**AIM OF THE EXERCISE**
From the listing below, return each line that includes "this".

Excerpts from a figure dataset:
— start —

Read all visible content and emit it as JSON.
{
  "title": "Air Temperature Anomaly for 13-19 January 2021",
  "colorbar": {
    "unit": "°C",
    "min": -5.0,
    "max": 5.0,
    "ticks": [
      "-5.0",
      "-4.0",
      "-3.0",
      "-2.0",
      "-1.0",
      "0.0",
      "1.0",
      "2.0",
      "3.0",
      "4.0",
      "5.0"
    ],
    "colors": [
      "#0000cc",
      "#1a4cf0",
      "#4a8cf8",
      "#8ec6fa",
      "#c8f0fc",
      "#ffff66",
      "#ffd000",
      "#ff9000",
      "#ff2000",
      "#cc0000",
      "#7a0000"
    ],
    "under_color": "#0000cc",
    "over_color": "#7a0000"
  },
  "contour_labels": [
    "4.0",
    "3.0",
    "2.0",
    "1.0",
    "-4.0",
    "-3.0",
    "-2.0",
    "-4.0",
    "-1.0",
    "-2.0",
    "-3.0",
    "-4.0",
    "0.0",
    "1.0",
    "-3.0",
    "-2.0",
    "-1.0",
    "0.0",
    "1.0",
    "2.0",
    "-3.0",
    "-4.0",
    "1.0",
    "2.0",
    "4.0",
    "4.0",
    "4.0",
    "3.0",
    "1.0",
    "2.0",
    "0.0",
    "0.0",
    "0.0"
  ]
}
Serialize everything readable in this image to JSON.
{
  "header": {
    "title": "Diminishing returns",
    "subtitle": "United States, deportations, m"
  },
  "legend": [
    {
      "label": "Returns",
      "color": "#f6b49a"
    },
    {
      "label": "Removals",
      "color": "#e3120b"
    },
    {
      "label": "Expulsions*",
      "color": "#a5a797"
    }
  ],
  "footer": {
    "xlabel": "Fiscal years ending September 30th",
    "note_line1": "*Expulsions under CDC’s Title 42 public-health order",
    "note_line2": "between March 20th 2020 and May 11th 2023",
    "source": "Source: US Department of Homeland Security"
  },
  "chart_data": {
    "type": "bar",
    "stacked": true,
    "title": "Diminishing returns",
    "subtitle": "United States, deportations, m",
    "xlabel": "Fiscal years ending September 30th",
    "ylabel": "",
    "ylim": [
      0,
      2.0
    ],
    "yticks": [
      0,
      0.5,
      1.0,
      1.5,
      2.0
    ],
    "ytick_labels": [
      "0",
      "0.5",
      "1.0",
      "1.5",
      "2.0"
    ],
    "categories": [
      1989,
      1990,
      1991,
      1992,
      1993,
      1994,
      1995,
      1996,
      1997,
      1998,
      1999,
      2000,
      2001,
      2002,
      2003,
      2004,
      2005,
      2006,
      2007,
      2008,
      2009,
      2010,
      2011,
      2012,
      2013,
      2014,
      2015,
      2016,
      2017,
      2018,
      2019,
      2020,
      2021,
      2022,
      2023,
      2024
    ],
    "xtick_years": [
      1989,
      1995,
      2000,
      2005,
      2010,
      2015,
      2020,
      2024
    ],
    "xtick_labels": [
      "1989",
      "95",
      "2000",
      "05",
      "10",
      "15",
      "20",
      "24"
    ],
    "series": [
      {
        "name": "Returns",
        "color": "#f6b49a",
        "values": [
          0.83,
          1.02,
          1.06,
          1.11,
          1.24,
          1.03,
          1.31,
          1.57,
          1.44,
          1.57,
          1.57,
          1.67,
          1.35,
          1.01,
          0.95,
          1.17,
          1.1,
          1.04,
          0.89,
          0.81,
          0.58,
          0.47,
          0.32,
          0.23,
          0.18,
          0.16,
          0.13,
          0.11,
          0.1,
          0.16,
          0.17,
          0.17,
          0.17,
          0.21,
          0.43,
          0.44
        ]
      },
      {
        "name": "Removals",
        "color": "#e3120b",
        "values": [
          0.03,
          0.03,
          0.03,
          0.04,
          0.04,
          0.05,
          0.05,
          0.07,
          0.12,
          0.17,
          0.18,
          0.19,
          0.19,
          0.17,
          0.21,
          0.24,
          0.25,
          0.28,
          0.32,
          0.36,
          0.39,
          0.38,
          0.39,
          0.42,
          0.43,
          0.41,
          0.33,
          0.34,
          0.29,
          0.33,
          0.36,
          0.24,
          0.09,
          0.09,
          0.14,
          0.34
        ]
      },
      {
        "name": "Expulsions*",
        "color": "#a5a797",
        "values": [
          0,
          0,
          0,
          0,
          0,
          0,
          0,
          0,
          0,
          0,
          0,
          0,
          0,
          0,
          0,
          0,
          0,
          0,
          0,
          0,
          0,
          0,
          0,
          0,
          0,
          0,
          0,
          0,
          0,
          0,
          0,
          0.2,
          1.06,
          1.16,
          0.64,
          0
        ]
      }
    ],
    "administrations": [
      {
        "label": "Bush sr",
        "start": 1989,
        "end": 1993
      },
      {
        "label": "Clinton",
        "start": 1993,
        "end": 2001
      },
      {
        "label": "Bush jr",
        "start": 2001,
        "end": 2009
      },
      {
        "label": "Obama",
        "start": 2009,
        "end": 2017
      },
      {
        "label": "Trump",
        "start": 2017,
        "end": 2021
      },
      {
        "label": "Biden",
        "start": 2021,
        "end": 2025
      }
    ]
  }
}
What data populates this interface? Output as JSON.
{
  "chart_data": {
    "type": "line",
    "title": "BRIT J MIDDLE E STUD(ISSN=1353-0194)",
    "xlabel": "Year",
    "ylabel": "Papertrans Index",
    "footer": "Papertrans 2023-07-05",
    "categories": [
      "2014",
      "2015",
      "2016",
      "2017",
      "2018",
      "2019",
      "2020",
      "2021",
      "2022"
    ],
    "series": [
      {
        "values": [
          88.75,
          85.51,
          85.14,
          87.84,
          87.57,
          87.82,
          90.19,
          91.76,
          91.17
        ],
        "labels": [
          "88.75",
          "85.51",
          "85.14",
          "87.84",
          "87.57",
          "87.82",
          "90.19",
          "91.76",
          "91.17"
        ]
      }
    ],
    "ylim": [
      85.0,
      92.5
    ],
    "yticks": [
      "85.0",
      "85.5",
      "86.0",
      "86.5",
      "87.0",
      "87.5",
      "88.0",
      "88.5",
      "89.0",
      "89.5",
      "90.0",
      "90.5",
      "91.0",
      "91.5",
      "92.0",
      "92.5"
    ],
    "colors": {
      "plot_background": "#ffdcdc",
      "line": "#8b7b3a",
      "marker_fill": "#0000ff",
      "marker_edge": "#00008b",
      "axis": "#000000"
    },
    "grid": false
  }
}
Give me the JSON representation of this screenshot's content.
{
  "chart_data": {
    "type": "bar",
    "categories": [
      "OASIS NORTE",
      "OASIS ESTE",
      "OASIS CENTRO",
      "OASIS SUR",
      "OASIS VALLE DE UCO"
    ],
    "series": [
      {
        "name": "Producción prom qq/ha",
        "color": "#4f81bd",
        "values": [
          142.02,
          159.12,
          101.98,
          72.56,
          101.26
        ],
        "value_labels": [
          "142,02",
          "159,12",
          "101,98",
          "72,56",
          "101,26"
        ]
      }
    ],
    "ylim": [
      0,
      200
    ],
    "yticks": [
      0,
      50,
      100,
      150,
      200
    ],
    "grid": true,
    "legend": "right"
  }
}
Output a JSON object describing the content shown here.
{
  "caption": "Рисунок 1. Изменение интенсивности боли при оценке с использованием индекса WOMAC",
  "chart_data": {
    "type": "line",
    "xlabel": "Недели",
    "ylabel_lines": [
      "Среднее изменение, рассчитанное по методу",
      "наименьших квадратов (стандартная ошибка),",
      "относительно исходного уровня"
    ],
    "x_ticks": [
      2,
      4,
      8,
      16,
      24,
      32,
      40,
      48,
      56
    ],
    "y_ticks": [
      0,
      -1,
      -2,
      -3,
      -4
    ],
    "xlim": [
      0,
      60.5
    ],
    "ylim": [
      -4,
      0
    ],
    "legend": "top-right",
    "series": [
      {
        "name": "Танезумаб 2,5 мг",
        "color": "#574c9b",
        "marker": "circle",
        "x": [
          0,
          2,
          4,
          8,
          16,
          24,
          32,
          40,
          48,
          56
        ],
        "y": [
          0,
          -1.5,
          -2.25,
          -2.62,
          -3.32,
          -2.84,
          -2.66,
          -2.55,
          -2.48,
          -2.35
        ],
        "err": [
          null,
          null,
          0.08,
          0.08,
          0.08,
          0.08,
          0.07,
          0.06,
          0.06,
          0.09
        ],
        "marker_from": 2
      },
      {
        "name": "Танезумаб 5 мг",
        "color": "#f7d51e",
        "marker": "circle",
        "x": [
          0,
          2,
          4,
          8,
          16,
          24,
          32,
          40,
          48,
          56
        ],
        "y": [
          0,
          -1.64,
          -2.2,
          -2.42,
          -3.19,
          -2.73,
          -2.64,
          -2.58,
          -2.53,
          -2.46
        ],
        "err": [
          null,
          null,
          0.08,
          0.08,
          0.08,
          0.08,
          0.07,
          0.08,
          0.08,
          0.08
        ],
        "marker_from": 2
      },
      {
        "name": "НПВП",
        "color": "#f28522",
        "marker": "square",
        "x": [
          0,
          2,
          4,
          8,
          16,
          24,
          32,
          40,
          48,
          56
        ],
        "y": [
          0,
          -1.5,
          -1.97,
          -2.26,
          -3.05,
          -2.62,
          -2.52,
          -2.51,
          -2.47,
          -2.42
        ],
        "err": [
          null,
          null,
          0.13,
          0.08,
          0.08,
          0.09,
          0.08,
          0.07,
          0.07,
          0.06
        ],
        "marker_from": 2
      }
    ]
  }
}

— end —

**RESPONSE TO THE EXERCISE**
Serialize everything readable in this image to JSON.
What data populates this interface? Output as JSON.
Give me the JSON representation of this screenshot's content.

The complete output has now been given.